- What is expected -
Your answer is a single number: the count of lines that contain the string "рабочего".

(Dataset records on visual material)
** begin **

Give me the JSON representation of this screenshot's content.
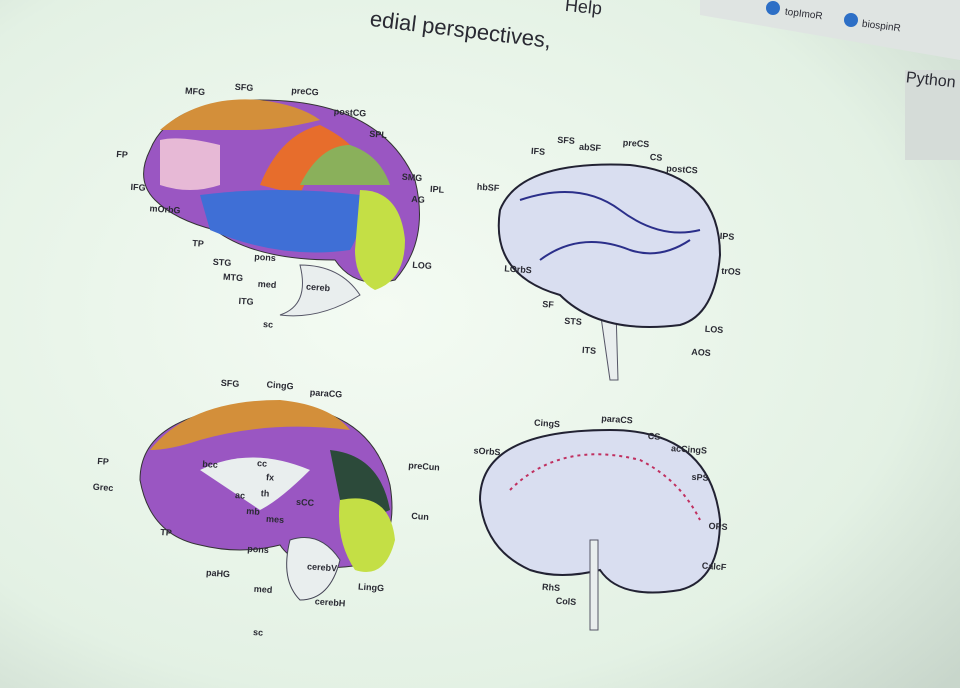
{
  "header": {
    "menu": "Help",
    "heading": "edial perspectives,"
  },
  "browser": {
    "bookmarks": [
      "topImoR",
      "biospinR"
    ],
    "tab": "Python"
  },
  "panels": [
    {
      "labels": [
        "MFG",
        "SFG",
        "preCG",
        "postCG",
        "SPL",
        "FP",
        "SMG",
        "IPL",
        "IFG",
        "AG",
        "mOrbG",
        "TP",
        "STG",
        "MTG",
        "pons",
        "ITG",
        "med",
        "cereb",
        "LOG",
        "sc"
      ]
    },
    {
      "labels": [
        "IFS",
        "SFS",
        "abSF",
        "preCS",
        "CS",
        "postCS",
        "hbSF",
        "IPS",
        "LOrbS",
        "trOS",
        "SF",
        "STS",
        "ITS",
        "LOS",
        "AOS"
      ]
    },
    {
      "labels": [
        "SFG",
        "CingG",
        "paraCG",
        "FP",
        "preCun",
        "Grec",
        "bcc",
        "cc",
        "fx",
        "th",
        "ac",
        "sCC",
        "mb",
        "mes",
        "Cun",
        "TP",
        "pons",
        "paHG",
        "cerebV",
        "med",
        "cerebH",
        "LingG",
        "sc"
      ]
    },
    {
      "labels": [
        "CingS",
        "paraCS",
        "CS",
        "sOrbS",
        "acCingS",
        "sPS",
        "OPS",
        "CalcF",
        "RhS",
        "ColS"
      ]
    }
  ]
}
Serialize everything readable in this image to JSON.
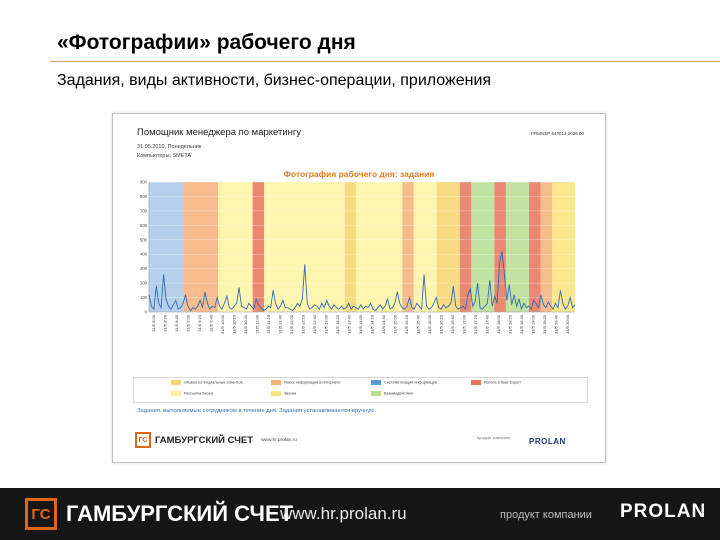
{
  "slide": {
    "title": "«Фотографии» рабочего дня",
    "subtitle": "Задания, виды активности, бизнес-операции, приложения"
  },
  "screenshot": {
    "app_title": "Помощник менеджера по маркетингу",
    "app_code": "PRMNSP 64#013 2026 00",
    "date_line": "31.05.2010, Понедельник",
    "computer_line": "Компьютеры: SMETA",
    "chart_title": "Фотография рабочего дня: задания",
    "note": "Задания, выполняемые сотрудником в течение дня. Задания устанавливаются вручную.",
    "logo_mark": "ГС",
    "logo_name": "ГАМБУРГСКИЙ СЧЕТ",
    "logo_url": "www.hr.prolan.ru",
    "product_label": "продукт компании",
    "product_logo": "PROLAN"
  },
  "legend": [
    {
      "label": "Обзвон потенциальных клиентов",
      "color": "#f5d56b"
    },
    {
      "label": "Поиск информации в интернете",
      "color": "#f5b07a"
    },
    {
      "label": "Систематизация информации",
      "color": "#5b9bd5"
    },
    {
      "label": "Работа в базе Expert",
      "color": "#e8735a"
    },
    {
      "label": "Рассылка писем",
      "color": "#fff3a0"
    },
    {
      "label": "Звонки",
      "color": "#fbe27a"
    },
    {
      "label": "Взаимодействие",
      "color": "#b7dd8e"
    }
  ],
  "chart_data": {
    "type": "line",
    "y_ticks": [
      "900",
      "800",
      "700",
      "600",
      "500",
      "400",
      "300",
      "200",
      "100",
      "0"
    ],
    "ylim": [
      0,
      900
    ],
    "x_labels": [
      "31/5 8:00",
      "31/5 8:20",
      "31/5 8:40",
      "31/5 9:00",
      "31/5 9:20",
      "31/5 9:40",
      "31/5 10:00",
      "31/5 10:20",
      "31/5 10:40",
      "31/5 11:00",
      "31/5 11:20",
      "31/5 11:40",
      "31/5 12:00",
      "31/5 12:20",
      "31/5 12:40",
      "31/5 13:00",
      "31/5 13:20",
      "31/5 13:40",
      "31/5 14:00",
      "31/5 14:20",
      "31/5 14:40",
      "31/5 15:00",
      "31/5 15:20",
      "31/5 15:40",
      "31/5 16:00",
      "31/5 16:20",
      "31/5 16:40",
      "31/5 17:00",
      "31/5 17:20",
      "31/5 17:40",
      "31/5 18:00",
      "31/5 18:20",
      "31/5 18:40",
      "31/5 19:00",
      "31/5 19:20",
      "31/5 19:40",
      "31/5 20:00"
    ],
    "bands": [
      {
        "from": 0,
        "to": 3,
        "color": "#a9c8e8"
      },
      {
        "from": 3,
        "to": 6,
        "color": "#f5b07a"
      },
      {
        "from": 6,
        "to": 9,
        "color": "#fff3a0"
      },
      {
        "from": 9,
        "to": 10,
        "color": "#e8735a"
      },
      {
        "from": 10,
        "to": 17,
        "color": "#fff3a0"
      },
      {
        "from": 17,
        "to": 18,
        "color": "#f5d56b"
      },
      {
        "from": 18,
        "to": 22,
        "color": "#fff3a0"
      },
      {
        "from": 22,
        "to": 23,
        "color": "#f5b07a"
      },
      {
        "from": 23,
        "to": 25,
        "color": "#fff3a0"
      },
      {
        "from": 25,
        "to": 27,
        "color": "#f5d56b"
      },
      {
        "from": 27,
        "to": 28,
        "color": "#e8735a"
      },
      {
        "from": 28,
        "to": 30,
        "color": "#b7dd8e"
      },
      {
        "from": 30,
        "to": 31,
        "color": "#e8735a"
      },
      {
        "from": 31,
        "to": 33,
        "color": "#b7dd8e"
      },
      {
        "from": 33,
        "to": 34,
        "color": "#e8735a"
      },
      {
        "from": 34,
        "to": 35,
        "color": "#f5b07a"
      },
      {
        "from": 35,
        "to": 37,
        "color": "#fbe27a"
      }
    ],
    "series": [
      {
        "color": "#2f6db5",
        "values": [
          120,
          40,
          20,
          180,
          60,
          30,
          260,
          90,
          40,
          20,
          50,
          80,
          20,
          30,
          60,
          120,
          40,
          10,
          30,
          20,
          40,
          80,
          30,
          140,
          60,
          20,
          40,
          30,
          100,
          40,
          20,
          60,
          110,
          30,
          20,
          40,
          60,
          170,
          40,
          30,
          20,
          60,
          40,
          20,
          90,
          50,
          30,
          10,
          20,
          40,
          30,
          150,
          60,
          20,
          40,
          80,
          30,
          30,
          20,
          10,
          30,
          60,
          40,
          90,
          330,
          60,
          20,
          30,
          50,
          40,
          20,
          60,
          30,
          80,
          40,
          20,
          50,
          30,
          20,
          40,
          20,
          30,
          60,
          20,
          40,
          30,
          20,
          50,
          20,
          40,
          30,
          60,
          20,
          10,
          30,
          50,
          20,
          40,
          90,
          20,
          30,
          60,
          140,
          60,
          30,
          20,
          40,
          100,
          30,
          20,
          60,
          40,
          20,
          260,
          40,
          20,
          30,
          60,
          100,
          30,
          20,
          50,
          30,
          40,
          60,
          180,
          40,
          20,
          30,
          40,
          20,
          120,
          160,
          40,
          70,
          200,
          30,
          20,
          40,
          60,
          220,
          40,
          110,
          60,
          340,
          420,
          260,
          80,
          190,
          50,
          120,
          40,
          90,
          20,
          60,
          30,
          40,
          20,
          80,
          60,
          30,
          120,
          50,
          30,
          70,
          40,
          20,
          60,
          30,
          150,
          60,
          20,
          40,
          100,
          30,
          50
        ]
      }
    ]
  }
}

** end **

- Response for this exercise -
2